[Do this] Copy each line of the records that contains the word "screenshot".

+-------+

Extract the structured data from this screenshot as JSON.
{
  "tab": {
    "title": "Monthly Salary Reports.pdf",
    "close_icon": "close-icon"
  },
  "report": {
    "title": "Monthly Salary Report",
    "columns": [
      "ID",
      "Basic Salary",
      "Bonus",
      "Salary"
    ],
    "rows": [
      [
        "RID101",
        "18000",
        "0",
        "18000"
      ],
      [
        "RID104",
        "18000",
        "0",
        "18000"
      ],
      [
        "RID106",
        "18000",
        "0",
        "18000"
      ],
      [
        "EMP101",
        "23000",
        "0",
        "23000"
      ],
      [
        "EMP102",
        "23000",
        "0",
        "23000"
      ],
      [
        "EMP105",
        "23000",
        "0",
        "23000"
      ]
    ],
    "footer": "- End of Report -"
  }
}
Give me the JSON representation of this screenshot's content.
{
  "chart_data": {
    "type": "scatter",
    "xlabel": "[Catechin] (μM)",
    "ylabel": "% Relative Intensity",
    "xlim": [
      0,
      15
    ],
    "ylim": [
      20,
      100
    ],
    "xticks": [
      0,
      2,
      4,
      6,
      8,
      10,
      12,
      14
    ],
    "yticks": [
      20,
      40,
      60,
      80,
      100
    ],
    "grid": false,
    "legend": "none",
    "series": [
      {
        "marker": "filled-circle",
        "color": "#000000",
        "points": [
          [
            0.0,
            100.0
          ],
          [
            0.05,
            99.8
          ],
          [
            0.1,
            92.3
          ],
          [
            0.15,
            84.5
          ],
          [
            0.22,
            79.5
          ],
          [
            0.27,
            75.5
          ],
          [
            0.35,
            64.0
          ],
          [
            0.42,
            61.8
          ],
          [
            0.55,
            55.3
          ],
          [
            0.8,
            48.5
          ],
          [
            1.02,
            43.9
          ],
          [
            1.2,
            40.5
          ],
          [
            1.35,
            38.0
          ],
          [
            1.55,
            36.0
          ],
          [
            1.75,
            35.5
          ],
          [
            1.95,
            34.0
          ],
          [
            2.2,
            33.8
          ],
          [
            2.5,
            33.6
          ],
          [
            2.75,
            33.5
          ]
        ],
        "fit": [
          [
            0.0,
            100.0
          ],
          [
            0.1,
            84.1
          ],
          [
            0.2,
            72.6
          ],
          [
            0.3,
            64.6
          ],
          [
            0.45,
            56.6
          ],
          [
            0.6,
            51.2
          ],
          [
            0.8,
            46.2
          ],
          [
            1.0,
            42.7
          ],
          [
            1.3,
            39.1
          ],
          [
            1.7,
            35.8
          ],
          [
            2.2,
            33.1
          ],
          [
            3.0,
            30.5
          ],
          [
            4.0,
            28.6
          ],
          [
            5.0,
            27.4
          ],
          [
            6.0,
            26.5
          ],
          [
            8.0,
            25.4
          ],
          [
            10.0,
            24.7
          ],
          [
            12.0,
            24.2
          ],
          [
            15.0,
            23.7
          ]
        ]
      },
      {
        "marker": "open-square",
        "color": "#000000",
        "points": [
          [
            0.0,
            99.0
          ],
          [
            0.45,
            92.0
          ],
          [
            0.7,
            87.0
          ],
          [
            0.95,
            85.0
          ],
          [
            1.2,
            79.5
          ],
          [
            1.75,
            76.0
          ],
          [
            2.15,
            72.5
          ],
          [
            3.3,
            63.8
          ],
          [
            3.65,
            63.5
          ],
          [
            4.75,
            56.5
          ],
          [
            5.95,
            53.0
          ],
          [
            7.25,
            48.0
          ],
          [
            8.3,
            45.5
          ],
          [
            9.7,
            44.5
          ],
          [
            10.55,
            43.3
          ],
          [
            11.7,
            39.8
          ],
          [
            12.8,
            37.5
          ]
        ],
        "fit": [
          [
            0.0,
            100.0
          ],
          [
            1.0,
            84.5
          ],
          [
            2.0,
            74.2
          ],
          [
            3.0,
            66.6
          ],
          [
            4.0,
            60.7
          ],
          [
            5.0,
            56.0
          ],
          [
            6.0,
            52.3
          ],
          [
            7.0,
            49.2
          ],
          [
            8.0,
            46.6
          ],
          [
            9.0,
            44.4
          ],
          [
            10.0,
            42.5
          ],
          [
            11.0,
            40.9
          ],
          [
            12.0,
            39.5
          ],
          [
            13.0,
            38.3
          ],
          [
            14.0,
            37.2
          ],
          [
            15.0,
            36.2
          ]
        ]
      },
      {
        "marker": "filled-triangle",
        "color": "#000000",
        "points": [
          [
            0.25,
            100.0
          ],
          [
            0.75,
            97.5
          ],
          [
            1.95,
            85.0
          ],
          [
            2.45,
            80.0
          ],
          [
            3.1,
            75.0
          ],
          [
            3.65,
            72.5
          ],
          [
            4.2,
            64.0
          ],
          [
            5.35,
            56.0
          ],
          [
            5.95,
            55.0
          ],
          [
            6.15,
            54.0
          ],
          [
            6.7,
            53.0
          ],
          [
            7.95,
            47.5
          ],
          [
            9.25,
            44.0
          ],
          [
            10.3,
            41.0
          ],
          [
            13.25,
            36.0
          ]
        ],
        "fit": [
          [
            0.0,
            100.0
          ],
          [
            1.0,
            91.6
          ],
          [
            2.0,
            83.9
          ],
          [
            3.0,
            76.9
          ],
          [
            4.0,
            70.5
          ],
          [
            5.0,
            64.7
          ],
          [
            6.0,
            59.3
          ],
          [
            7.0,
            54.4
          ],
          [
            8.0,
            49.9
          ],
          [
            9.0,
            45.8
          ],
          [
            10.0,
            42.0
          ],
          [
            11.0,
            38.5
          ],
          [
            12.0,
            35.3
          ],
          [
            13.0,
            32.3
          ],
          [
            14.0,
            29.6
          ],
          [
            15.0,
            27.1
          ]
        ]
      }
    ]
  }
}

+-------+

[Exercise response]
Extract the structured data from this screenshot as JSON.
Give me the JSON representation of this screenshot's content.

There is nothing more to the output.